What this task involves -> Write out every entry exactly as given, but omit the pictures.

_ _ _ _ _

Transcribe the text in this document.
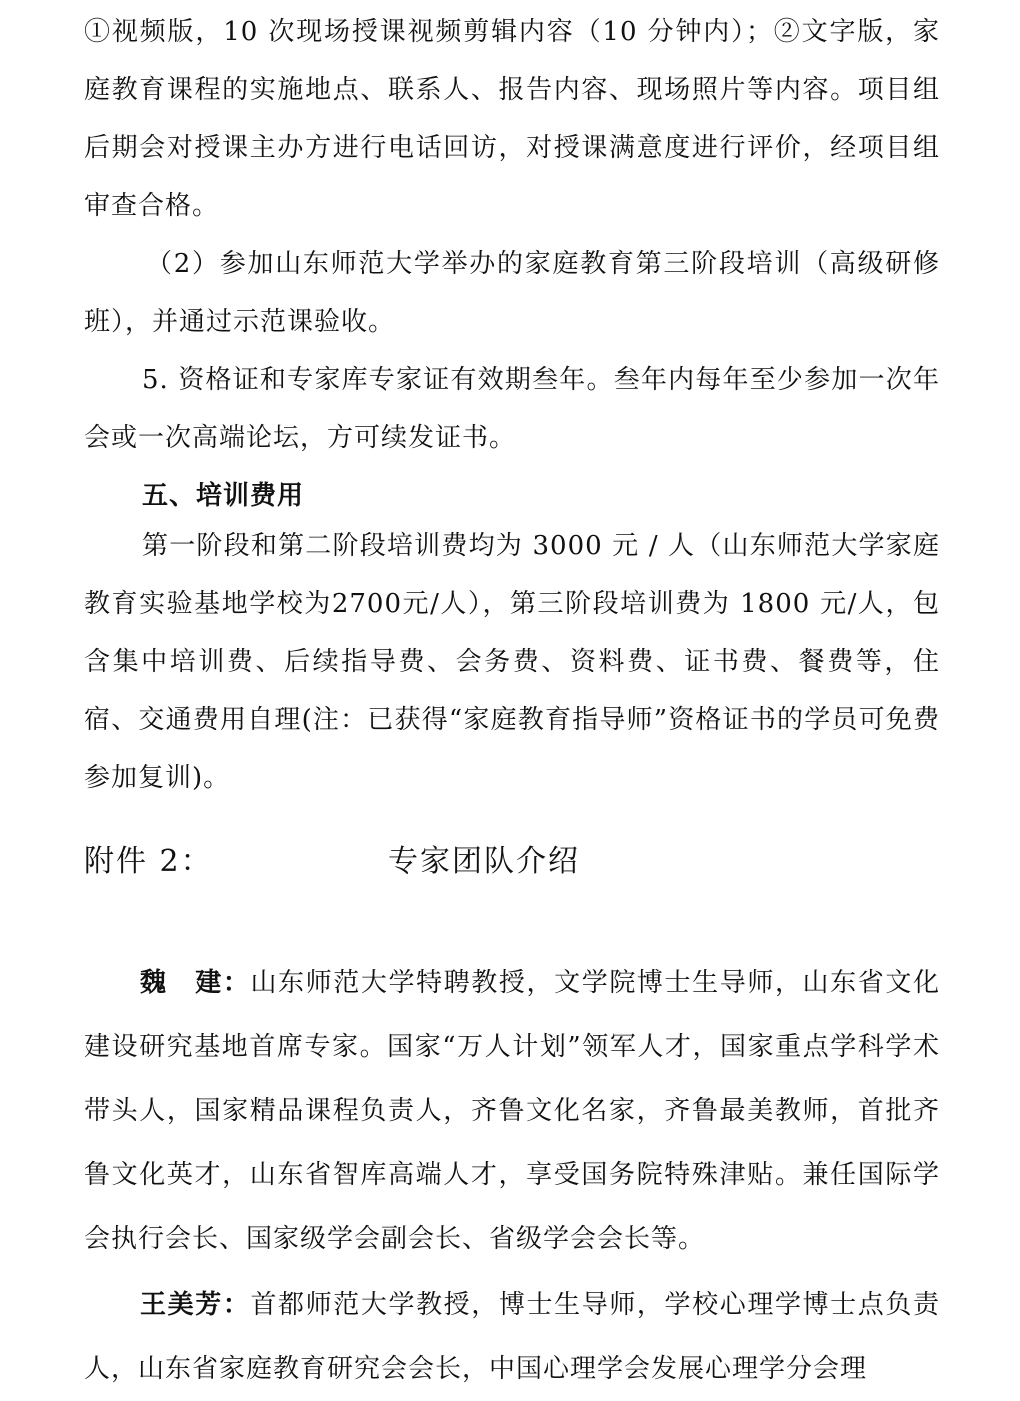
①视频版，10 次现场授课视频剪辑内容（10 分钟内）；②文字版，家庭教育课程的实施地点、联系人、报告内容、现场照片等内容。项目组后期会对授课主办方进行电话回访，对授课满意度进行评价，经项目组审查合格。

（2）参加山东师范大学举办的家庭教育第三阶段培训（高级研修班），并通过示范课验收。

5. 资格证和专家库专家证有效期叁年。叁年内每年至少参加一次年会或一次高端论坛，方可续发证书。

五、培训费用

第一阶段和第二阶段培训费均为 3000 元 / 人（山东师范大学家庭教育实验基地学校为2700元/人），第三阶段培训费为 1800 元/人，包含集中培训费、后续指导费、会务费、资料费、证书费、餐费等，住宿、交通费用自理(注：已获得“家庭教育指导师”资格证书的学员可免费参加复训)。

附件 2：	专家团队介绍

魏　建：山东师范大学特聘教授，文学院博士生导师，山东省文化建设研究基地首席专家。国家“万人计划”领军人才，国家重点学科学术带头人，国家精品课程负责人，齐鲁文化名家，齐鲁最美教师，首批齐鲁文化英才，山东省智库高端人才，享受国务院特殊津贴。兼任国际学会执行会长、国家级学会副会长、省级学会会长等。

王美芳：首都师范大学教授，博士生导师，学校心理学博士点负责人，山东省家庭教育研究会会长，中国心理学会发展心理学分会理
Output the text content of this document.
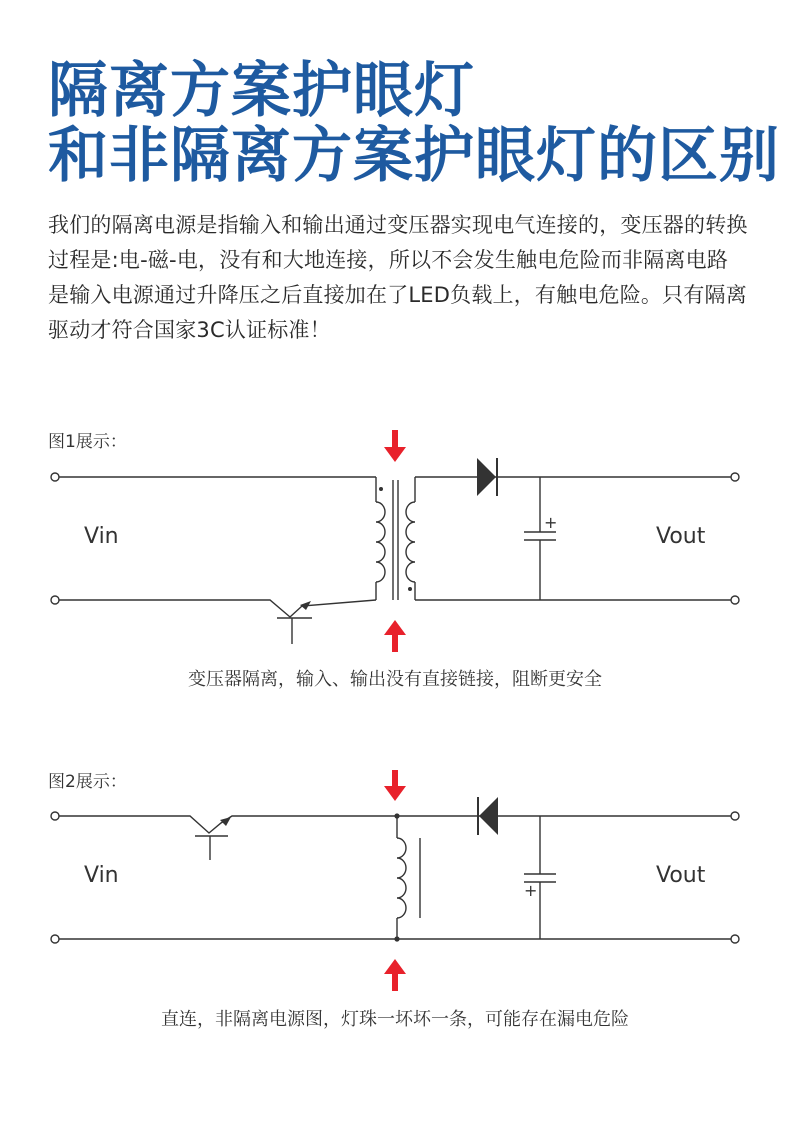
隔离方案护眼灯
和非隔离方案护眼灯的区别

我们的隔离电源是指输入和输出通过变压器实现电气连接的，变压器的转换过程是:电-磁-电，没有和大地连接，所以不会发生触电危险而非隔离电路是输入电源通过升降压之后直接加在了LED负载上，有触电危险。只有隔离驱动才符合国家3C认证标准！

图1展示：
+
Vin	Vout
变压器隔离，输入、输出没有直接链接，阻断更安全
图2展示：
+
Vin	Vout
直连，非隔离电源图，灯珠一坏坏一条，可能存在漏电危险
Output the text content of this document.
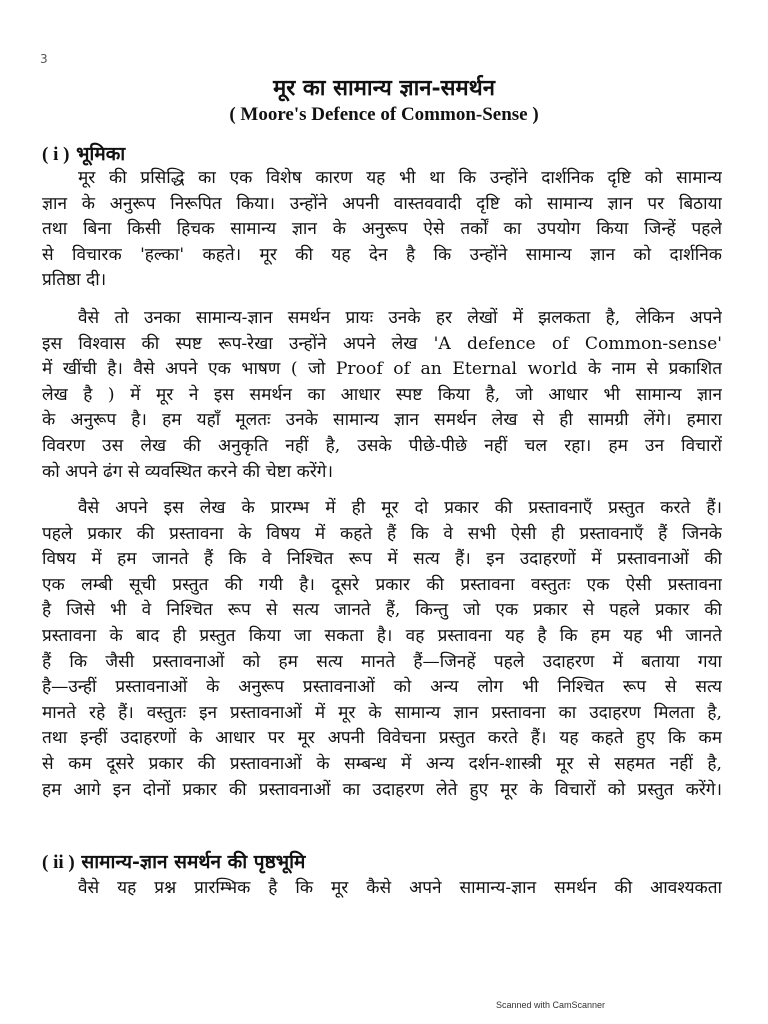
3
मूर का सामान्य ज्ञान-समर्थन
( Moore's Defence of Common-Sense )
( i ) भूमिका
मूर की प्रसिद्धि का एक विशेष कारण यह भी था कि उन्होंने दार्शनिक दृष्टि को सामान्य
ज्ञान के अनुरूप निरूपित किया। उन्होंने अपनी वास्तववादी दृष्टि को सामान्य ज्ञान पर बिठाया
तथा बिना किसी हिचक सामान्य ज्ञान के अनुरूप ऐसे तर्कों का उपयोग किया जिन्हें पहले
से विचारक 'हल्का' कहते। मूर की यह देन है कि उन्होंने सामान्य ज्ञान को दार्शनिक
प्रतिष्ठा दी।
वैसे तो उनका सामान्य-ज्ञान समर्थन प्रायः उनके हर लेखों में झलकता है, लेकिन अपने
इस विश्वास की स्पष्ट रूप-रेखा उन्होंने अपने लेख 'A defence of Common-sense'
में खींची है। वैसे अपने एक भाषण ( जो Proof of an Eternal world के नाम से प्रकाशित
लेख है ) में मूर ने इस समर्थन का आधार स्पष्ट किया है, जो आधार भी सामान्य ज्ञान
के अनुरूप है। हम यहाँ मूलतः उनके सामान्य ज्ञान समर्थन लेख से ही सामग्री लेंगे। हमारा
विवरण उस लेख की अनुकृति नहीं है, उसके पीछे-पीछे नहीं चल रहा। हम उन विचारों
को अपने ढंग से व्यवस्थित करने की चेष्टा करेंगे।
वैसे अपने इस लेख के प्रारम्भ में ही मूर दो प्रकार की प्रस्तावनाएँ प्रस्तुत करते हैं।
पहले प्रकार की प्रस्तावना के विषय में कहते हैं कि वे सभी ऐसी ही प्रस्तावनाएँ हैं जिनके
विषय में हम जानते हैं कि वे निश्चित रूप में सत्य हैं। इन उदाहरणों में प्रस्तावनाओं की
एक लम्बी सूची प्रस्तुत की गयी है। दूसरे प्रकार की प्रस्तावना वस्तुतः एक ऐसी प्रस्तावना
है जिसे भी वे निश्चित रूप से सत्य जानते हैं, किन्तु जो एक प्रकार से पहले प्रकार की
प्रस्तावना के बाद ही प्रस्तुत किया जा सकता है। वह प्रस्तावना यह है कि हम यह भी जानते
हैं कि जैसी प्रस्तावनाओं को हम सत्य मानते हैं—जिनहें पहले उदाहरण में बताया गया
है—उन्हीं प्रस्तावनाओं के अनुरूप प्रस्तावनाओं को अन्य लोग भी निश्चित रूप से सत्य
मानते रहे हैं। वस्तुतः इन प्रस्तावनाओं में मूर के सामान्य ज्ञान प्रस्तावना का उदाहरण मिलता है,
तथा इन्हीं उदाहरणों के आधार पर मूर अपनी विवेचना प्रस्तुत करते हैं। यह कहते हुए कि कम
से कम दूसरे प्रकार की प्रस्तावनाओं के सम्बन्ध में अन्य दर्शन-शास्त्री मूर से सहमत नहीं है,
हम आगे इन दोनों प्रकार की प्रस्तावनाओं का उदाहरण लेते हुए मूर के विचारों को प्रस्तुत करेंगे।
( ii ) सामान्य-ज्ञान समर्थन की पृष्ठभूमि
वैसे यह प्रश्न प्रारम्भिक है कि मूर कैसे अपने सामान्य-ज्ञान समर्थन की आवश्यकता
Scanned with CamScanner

_ _ _ _ _

Result ->
Transcribe the text in this document.
①视频版，10 次现场授课视频剪辑内容（10 分钟内）；②文字版，家庭教育课程的实施地点、联系人、报告内容、现场照片等内容。项目组后期会对授课主办方进行电话回访，对授课满意度进行评价，经项目组审查合格。

（2）参加山东师范大学举办的家庭教育第三阶段培训（高级研修班），并通过示范课验收。

5. 资格证和专家库专家证有效期叁年。叁年内每年至少参加一次年会或一次高端论坛，方可续发证书。

五、培训费用

第一阶段和第二阶段培训费均为 3000 元 / 人（山东师范大学家庭教育实验基地学校为2700元/人），第三阶段培训费为 1800 元/人，包含集中培训费、后续指导费、会务费、资料费、证书费、餐费等，住宿、交通费用自理(注：已获得“家庭教育指导师”资格证书的学员可免费参加复训)。

附件 2：	专家团队介绍

魏　建：山东师范大学特聘教授，文学院博士生导师，山东省文化建设研究基地首席专家。国家“万人计划”领军人才，国家重点学科学术带头人，国家精品课程负责人，齐鲁文化名家，齐鲁最美教师，首批齐鲁文化英才，山东省智库高端人才，享受国务院特殊津贴。兼任国际学会执行会长、国家级学会副会长、省级学会会长等。

王美芳：首都师范大学教授，博士生导师，学校心理学博士点负责人，山东省家庭教育研究会会长，中国心理学会发展心理学分会理
Output the text content of this document.
隔离方案护眼灯
和非隔离方案护眼灯的区别

我们的隔离电源是指输入和输出通过变压器实现电气连接的，变压器的转换过程是:电-磁-电，没有和大地连接，所以不会发生触电危险而非隔离电路是输入电源通过升降压之后直接加在了LED负载上，有触电危险。只有隔离驱动才符合国家3C认证标准！

图1展示：
+
Vin	Vout
变压器隔离，输入、输出没有直接链接，阻断更安全
图2展示：
+
Vin	Vout
直连，非隔离电源图，灯珠一坏坏一条，可能存在漏电危险
Output the text content of this document.
3
मूर का सामान्य ज्ञान-समर्थन
( Moore's Defence of Common-Sense )
( i ) भूमिका
मूर की प्रसिद्धि का एक विशेष कारण यह भी था कि उन्होंने दार्शनिक दृष्टि को सामान्य
ज्ञान के अनुरूप निरूपित किया। उन्होंने अपनी वास्तववादी दृष्टि को सामान्य ज्ञान पर बिठाया
तथा बिना किसी हिचक सामान्य ज्ञान के अनुरूप ऐसे तर्कों का उपयोग किया जिन्हें पहले
से विचारक 'हल्का' कहते। मूर की यह देन है कि उन्होंने सामान्य ज्ञान को दार्शनिक
प्रतिष्ठा दी।
वैसे तो उनका सामान्य-ज्ञान समर्थन प्रायः उनके हर लेखों में झलकता है, लेकिन अपने
इस विश्वास की स्पष्ट रूप-रेखा उन्होंने अपने लेख 'A defence of Common-sense'
में खींची है। वैसे अपने एक भाषण ( जो Proof of an Eternal world के नाम से प्रकाशित
लेख है ) में मूर ने इस समर्थन का आधार स्पष्ट किया है, जो आधार भी सामान्य ज्ञान
के अनुरूप है। हम यहाँ मूलतः उनके सामान्य ज्ञान समर्थन लेख से ही सामग्री लेंगे। हमारा
विवरण उस लेख की अनुकृति नहीं है, उसके पीछे-पीछे नहीं चल रहा। हम उन विचारों
को अपने ढंग से व्यवस्थित करने की चेष्टा करेंगे।
वैसे अपने इस लेख के प्रारम्भ में ही मूर दो प्रकार की प्रस्तावनाएँ प्रस्तुत करते हैं।
पहले प्रकार की प्रस्तावना के विषय में कहते हैं कि वे सभी ऐसी ही प्रस्तावनाएँ हैं जिनके
विषय में हम जानते हैं कि वे निश्चित रूप में सत्य हैं। इन उदाहरणों में प्रस्तावनाओं की
एक लम्बी सूची प्रस्तुत की गयी है। दूसरे प्रकार की प्रस्तावना वस्तुतः एक ऐसी प्रस्तावना
है जिसे भी वे निश्चित रूप से सत्य जानते हैं, किन्तु जो एक प्रकार से पहले प्रकार की
प्रस्तावना के बाद ही प्रस्तुत किया जा सकता है। वह प्रस्तावना यह है कि हम यह भी जानते
हैं कि जैसी प्रस्तावनाओं को हम सत्य मानते हैं—जिनहें पहले उदाहरण में बताया गया
है—उन्हीं प्रस्तावनाओं के अनुरूप प्रस्तावनाओं को अन्य लोग भी निश्चित रूप से सत्य
मानते रहे हैं। वस्तुतः इन प्रस्तावनाओं में मूर के सामान्य ज्ञान प्रस्तावना का उदाहरण मिलता है,
तथा इन्हीं उदाहरणों के आधार पर मूर अपनी विवेचना प्रस्तुत करते हैं। यह कहते हुए कि कम
से कम दूसरे प्रकार की प्रस्तावनाओं के सम्बन्ध में अन्य दर्शन-शास्त्री मूर से सहमत नहीं है,
हम आगे इन दोनों प्रकार की प्रस्तावनाओं का उदाहरण लेते हुए मूर के विचारों को प्रस्तुत करेंगे।
( ii ) सामान्य-ज्ञान समर्थन की पृष्ठभूमि
वैसे यह प्रश्न प्रारम्भिक है कि मूर कैसे अपने सामान्य-ज्ञान समर्थन की आवश्यकता
Scanned with CamScanner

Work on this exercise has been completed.